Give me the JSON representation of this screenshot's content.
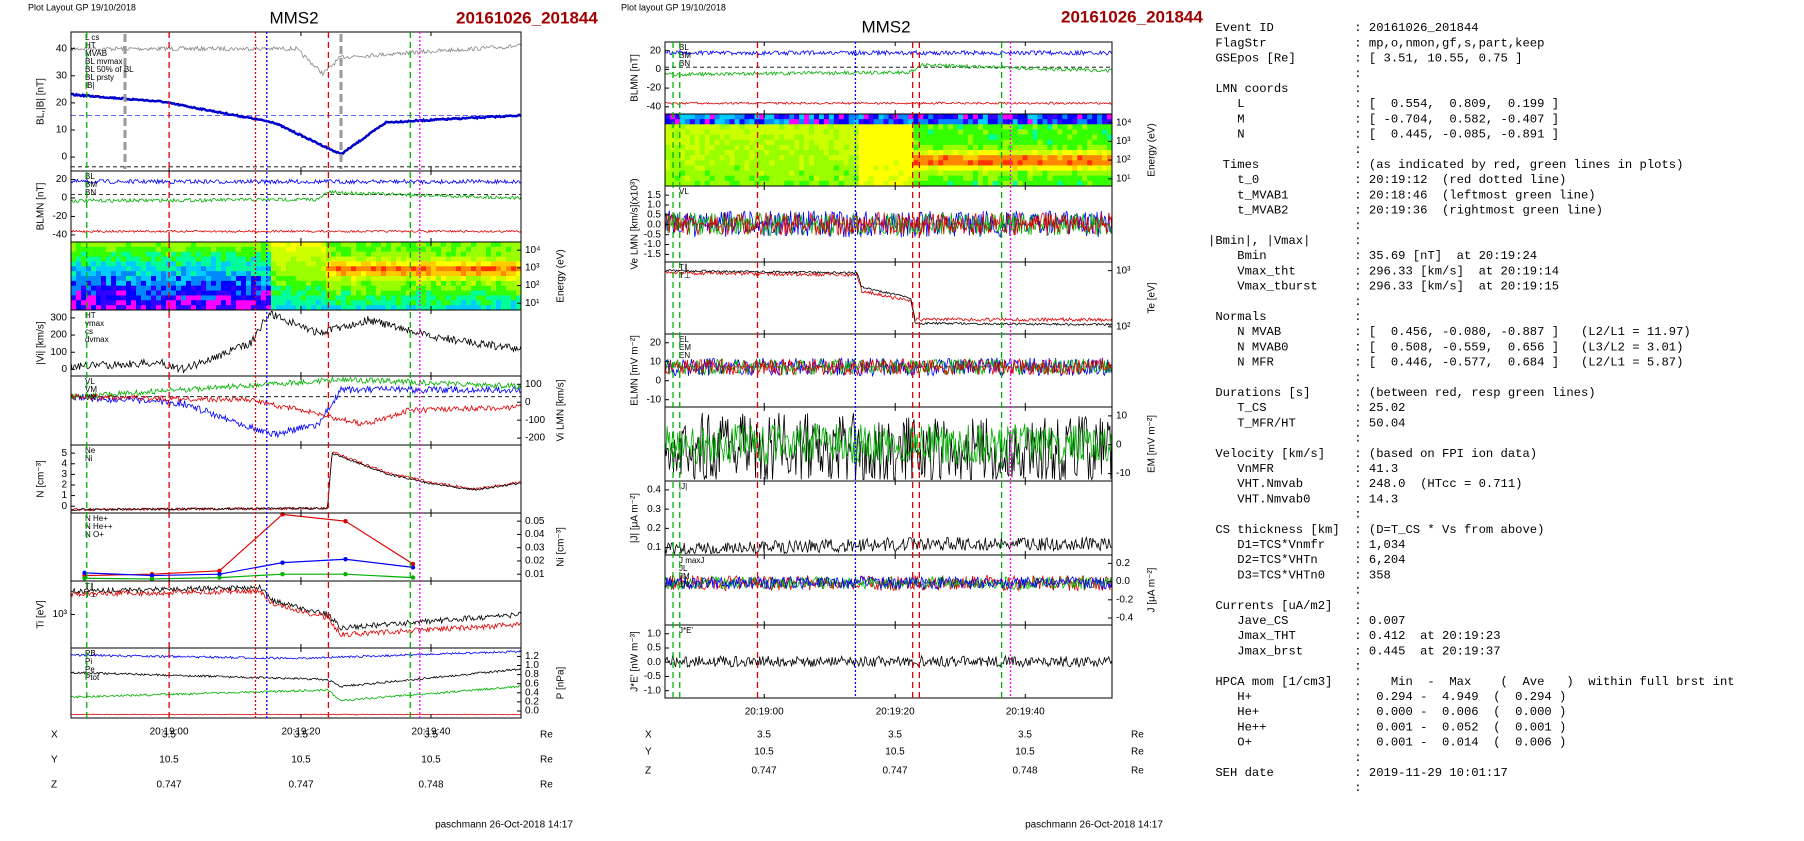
{
  "left_plot": {
    "header": "Plot Layout GP 19/10/2018",
    "title": "MMS2",
    "event_id": "20161026_201844",
    "footer": "paschmann 26-Oct-2018 14:17",
    "time_labels": [
      "20:19:00",
      "20:19:20",
      "20:19:40"
    ],
    "panels": [
      {
        "ylabel": "BL,|B| [nT]",
        "label_side": "left",
        "ticks": [
          "40",
          "30",
          "20",
          "10",
          "0"
        ],
        "legend": [
          {
            "label": "L cs",
            "color": "#e00000"
          },
          {
            "label": "HT",
            "color": "#00b000"
          },
          {
            "label": "MVAB",
            "color": "#00b000"
          },
          {
            "label": "BL mvmax",
            "color": "#888888"
          },
          {
            "label": "BL 50% of BL",
            "color": "#3333ff"
          },
          {
            "label": "BL prsty",
            "color": "#0000cc"
          },
          {
            "label": "|B|",
            "color": "#0000cc"
          }
        ]
      },
      {
        "ylabel": "BLMN [nT]",
        "label_side": "left",
        "ticks": [
          "20",
          "0",
          "-20",
          "-40"
        ],
        "legend": [
          {
            "label": "BL",
            "color": "#0000ff"
          },
          {
            "label": "BM",
            "color": "#00b000"
          },
          {
            "label": "BN",
            "color": "#e00000"
          }
        ]
      },
      {
        "ylabel": "Energy (eV)",
        "label_side": "right",
        "ticks": [
          "10⁴",
          "10³",
          "10²",
          "10¹"
        ],
        "legend": []
      },
      {
        "ylabel": "|Vi| [km/s]",
        "label_side": "left",
        "ticks": [
          "300",
          "200",
          "100",
          "0"
        ],
        "legend": [
          {
            "label": "HT",
            "color": "#00b000"
          },
          {
            "label": "vmax",
            "color": "#00aaff"
          },
          {
            "label": "cs",
            "color": "#e00000"
          },
          {
            "label": "dvmax",
            "color": "#0000cc"
          }
        ]
      },
      {
        "ylabel": "Vi LMN [km/s]",
        "label_side": "right",
        "ticks": [
          "100",
          "0",
          "-100",
          "-200"
        ],
        "legend": [
          {
            "label": "VL",
            "color": "#0000ff"
          },
          {
            "label": "VM",
            "color": "#00b000"
          },
          {
            "label": "VN",
            "color": "#e00000"
          }
        ]
      },
      {
        "ylabel": "N [cm⁻³]",
        "label_side": "left",
        "ticks": [
          "5",
          "4",
          "3",
          "2",
          "1",
          "0"
        ],
        "legend": [
          {
            "label": "Ne",
            "color": "#e00000"
          },
          {
            "label": "Ni",
            "color": "#000000"
          }
        ]
      },
      {
        "ylabel": "Ni [cm⁻³]",
        "label_side": "right",
        "ticks": [
          "0.05",
          "0.04",
          "0.03",
          "0.02",
          "0.01"
        ],
        "legend": [
          {
            "label": "N He+",
            "color": "#00b000"
          },
          {
            "label": "N He++",
            "color": "#e00000"
          },
          {
            "label": "N O+",
            "color": "#0000ff"
          }
        ]
      },
      {
        "ylabel": "Ti [eV]",
        "label_side": "left",
        "ticks": [
          "10³"
        ],
        "legend": [
          {
            "label": "T∥",
            "color": "#e00000"
          },
          {
            "label": "T⊥",
            "color": "#000000"
          }
        ]
      },
      {
        "ylabel": "P [nPa]",
        "label_side": "right",
        "ticks": [
          "1.2",
          "1.0",
          "0.8",
          "0.6",
          "0.4",
          "0.2",
          "0.0"
        ],
        "legend": [
          {
            "label": "PB",
            "color": "#0000ff"
          },
          {
            "label": "Pi",
            "color": "#e00000"
          },
          {
            "label": "Pe",
            "color": "#000000"
          },
          {
            "label": "Ptot",
            "color": "#00b000"
          }
        ]
      }
    ],
    "ephemeris": [
      [
        "X",
        "3.5",
        "3.5",
        "3.5",
        "Re"
      ],
      [
        "Y",
        "10.5",
        "10.5",
        "10.5",
        "Re"
      ],
      [
        "Z",
        "0.747",
        "0.747",
        "0.748",
        "Re"
      ]
    ]
  },
  "middle_plot": {
    "header": "Plot layout GP 19/10/2018",
    "title": "MMS2",
    "event_id": "20161026_201844",
    "footer": "paschmann 26-Oct-2018 14:17",
    "time_labels": [
      "20:19:00",
      "20:19:20",
      "20:19:40"
    ],
    "panels": [
      {
        "ylabel": "BLMN [nT]",
        "label_side": "left",
        "ticks": [
          "20",
          "0",
          "-20",
          "-40"
        ],
        "legend": [
          {
            "label": "BL",
            "color": "#0000ff"
          },
          {
            "label": "BM",
            "color": "#00b000"
          },
          {
            "label": "BN",
            "color": "#e00000"
          }
        ]
      },
      {
        "ylabel": "Energy (eV)",
        "label_side": "right",
        "ticks": [
          "10⁴",
          "10³",
          "10²",
          "10¹"
        ],
        "legend": []
      },
      {
        "ylabel": "Ve LMN [km/s](x10³)",
        "label_side": "left",
        "ticks": [
          "1.5",
          "1.0",
          "0.5",
          "0.0",
          "-0.5",
          "-1.0",
          "-1.5"
        ],
        "legend": [
          {
            "label": "VL",
            "color": "#0000ff"
          }
        ]
      },
      {
        "ylabel": "Te [eV]",
        "label_side": "right",
        "ticks": [
          "10³",
          "10²"
        ],
        "legend": [
          {
            "label": "T∥",
            "color": "#e00000"
          },
          {
            "label": "T⊥",
            "color": "#000000"
          }
        ]
      },
      {
        "ylabel": "ELMN [mV m⁻²]",
        "label_side": "left",
        "ticks": [
          "20",
          "10",
          "0",
          "-10"
        ],
        "legend": [
          {
            "label": "EL",
            "color": "#0000ff"
          },
          {
            "label": "EM",
            "color": "#00b000"
          },
          {
            "label": "EN",
            "color": "#e00000"
          }
        ]
      },
      {
        "ylabel": "EM [mV m⁻²]",
        "label_side": "right",
        "ticks": [
          "10",
          "0",
          "-10"
        ],
        "legend": []
      },
      {
        "ylabel": "|J| [μA m⁻²]",
        "label_side": "left",
        "ticks": [
          "0.4",
          "0.3",
          "0.2",
          "0.1"
        ],
        "legend": [
          {
            "label": "|J|",
            "color": "#000000"
          }
        ]
      },
      {
        "ylabel": "J [μA m⁻²]",
        "label_side": "right",
        "ticks": [
          "0.2",
          "0.0",
          "-0.2",
          "-0.4"
        ],
        "legend": [
          {
            "label": "J maxJ",
            "color": "#cc00cc"
          },
          {
            "label": "JL",
            "color": "#0000ff"
          },
          {
            "label": "JM",
            "color": "#00b000"
          },
          {
            "label": "JN",
            "color": "#e00000"
          }
        ]
      },
      {
        "ylabel": "J*E' [nW m⁻³]",
        "label_side": "left",
        "ticks": [
          "1.0",
          "0.5",
          "0.0",
          "-0.5",
          "-1.0"
        ],
        "legend": [
          {
            "label": "J*E'",
            "color": "#000000"
          }
        ]
      }
    ],
    "ephemeris": [
      [
        "X",
        "3.5",
        "3.5",
        "3.5",
        "Re"
      ],
      [
        "Y",
        "10.5",
        "10.5",
        "10.5",
        "Re"
      ],
      [
        "Z",
        "0.747",
        "0.747",
        "0.748",
        "Re"
      ]
    ]
  },
  "info_panel": {
    "lines": [
      " Event ID           : 20161026_201844",
      " FlagStr            : mp,o,nmon,gf,s,part,keep",
      " GSEpos [Re]        : [ 3.51, 10.55, 0.75 ]",
      "                    :",
      " LMN coords         :",
      "    L               : [  0.554,  0.809,  0.199 ]",
      "    M               : [ -0.704,  0.582, -0.407 ]",
      "    N               : [  0.445, -0.085, -0.891 ]",
      "                    :",
      "  Times             : (as indicated by red, green lines in plots)",
      "    t_0             : 20:19:12  (red dotted line)",
      "    t_MVAB1         : 20:18:46  (leftmost green line)",
      "    t_MVAB2         : 20:19:36  (rightmost green line)",
      "                    :",
      "|Bmin|, |Vmax|      :",
      "    Bmin            : 35.69 [nT]  at 20:19:24",
      "    Vmax_tht        : 296.33 [km/s]  at 20:19:14",
      "    Vmax_tburst     : 296.33 [km/s]  at 20:19:15",
      "                    :",
      " Normals            :",
      "    N MVAB          : [  0.456, -0.080, -0.887 ]   (L2/L1 = 11.97)",
      "    N MVAB0         : [  0.508, -0.559,  0.656 ]   (L3/L2 = 3.01)",
      "    N MFR           : [  0.446, -0.577,  0.684 ]   (L2/L1 = 5.87)",
      "                    :",
      " Durations [s]      : (between red, resp green lines)",
      "    T_CS            : 25.02",
      "    T_MFR/HT        : 50.04",
      "                    :",
      " Velocity [km/s]    : (based on FPI ion data)",
      "    VnMFR           : 41.3",
      "    VHT.Nmvab       : 248.0  (HTcc = 0.711)",
      "    VHT.Nmvab0      : 14.3",
      "                    :",
      " CS thickness [km]  : (D=T_CS * Vs from above)",
      "    D1=TCS*Vnmfr    : 1,034",
      "    D2=TCS*VHTn     : 6,204",
      "    D3=TCS*VHTn0    : 358",
      "                    :",
      " Currents [uA/m2]   :",
      "    Jave_CS         : 0.007",
      "    Jmax_THT        : 0.412  at 20:19:23",
      "    Jmax_brst       : 0.445  at 20:19:37",
      "                    :",
      " HPCA mom [1/cm3]   :    Min  -  Max    (  Ave   )  within full brst int",
      "    H+              :  0.294 -  4.949  (  0.294 )",
      "    He+             :  0.000 -  0.006  (  0.000 )",
      "    He++            :  0.001 -  0.052  (  0.001 )",
      "    O+              :  0.001 -  0.014  (  0.006 )",
      "                    :",
      " SEH date           : 2019-11-29 10:01:17",
      "                    :"
    ]
  }
}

■ Task description: For each line of the entries that includes "lines", show that line.

■ Exercise answer:
    "lines": [
      "  Times             : (as indicated by red, green lines in plots)",
      " Durations [s]      : (between red, resp green lines)",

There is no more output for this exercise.